— WHAT YOU HAVE TO DO —
Copy out every line of the records below exactly as it appears, but leave out the pictures.
........
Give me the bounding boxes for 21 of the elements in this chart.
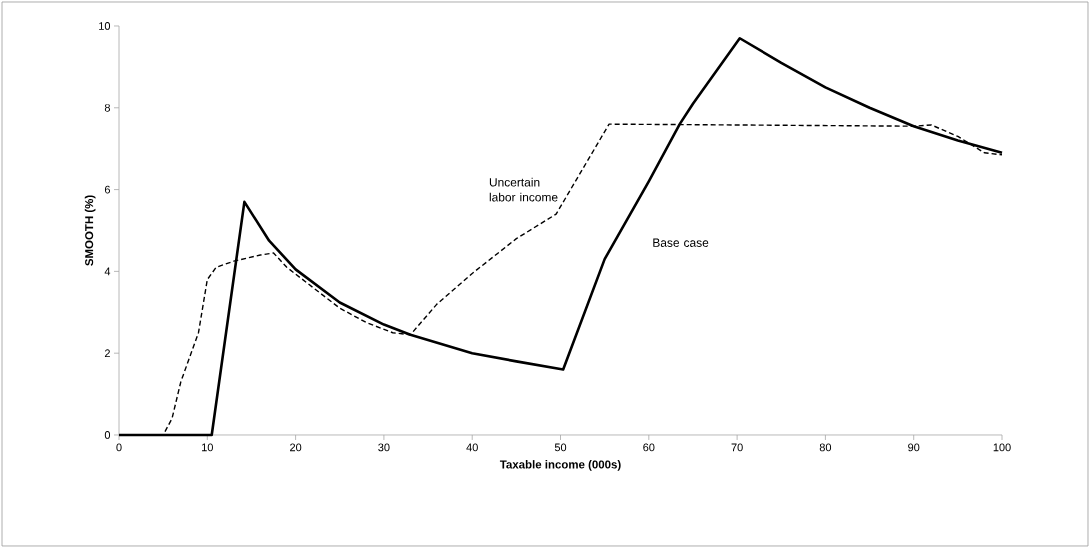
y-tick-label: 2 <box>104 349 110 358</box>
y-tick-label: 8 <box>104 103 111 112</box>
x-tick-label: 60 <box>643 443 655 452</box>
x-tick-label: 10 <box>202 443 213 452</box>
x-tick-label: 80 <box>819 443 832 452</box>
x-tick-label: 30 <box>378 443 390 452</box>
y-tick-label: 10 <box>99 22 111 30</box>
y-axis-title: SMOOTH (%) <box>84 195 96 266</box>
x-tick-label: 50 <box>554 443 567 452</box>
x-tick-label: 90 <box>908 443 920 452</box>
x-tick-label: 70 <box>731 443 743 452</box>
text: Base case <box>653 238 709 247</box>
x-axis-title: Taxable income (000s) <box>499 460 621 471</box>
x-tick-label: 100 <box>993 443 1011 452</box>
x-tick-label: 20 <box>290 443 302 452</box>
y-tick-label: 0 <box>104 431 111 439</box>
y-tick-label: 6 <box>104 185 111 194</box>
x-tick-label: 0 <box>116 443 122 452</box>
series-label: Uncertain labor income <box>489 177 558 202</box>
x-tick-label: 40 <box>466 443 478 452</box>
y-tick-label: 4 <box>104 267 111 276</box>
........
— ANSWER FOR THE TASK —
Give me the bounding boxes for 21 of the elements in this chart.
y-tick-label: 2 <box>104 349 110 358</box>
y-tick-label: 8 <box>104 103 111 112</box>
x-tick-label: 60 <box>643 443 655 452</box>
x-tick-label: 10 <box>202 443 213 452</box>
x-tick-label: 80 <box>819 443 832 452</box>
x-tick-label: 30 <box>378 443 390 452</box>
y-tick-label: 10 <box>99 22 111 30</box>
y-axis-title: SMOOTH (%) <box>84 195 96 266</box>
x-tick-label: 50 <box>554 443 567 452</box>
x-tick-label: 90 <box>908 443 920 452</box>
x-tick-label: 70 <box>731 443 743 452</box>
text: Base case <box>653 238 709 247</box>
x-axis-title: Taxable income (000s) <box>499 460 621 471</box>
x-tick-label: 100 <box>993 443 1011 452</box>
x-tick-label: 20 <box>290 443 302 452</box>
y-tick-label: 0 <box>104 431 111 439</box>
y-tick-label: 6 <box>104 185 111 194</box>
x-tick-label: 0 <box>116 443 122 452</box>
series-label: Uncertain labor income <box>489 177 558 202</box>
x-tick-label: 40 <box>466 443 478 452</box>
y-tick-label: 4 <box>104 267 111 276</box>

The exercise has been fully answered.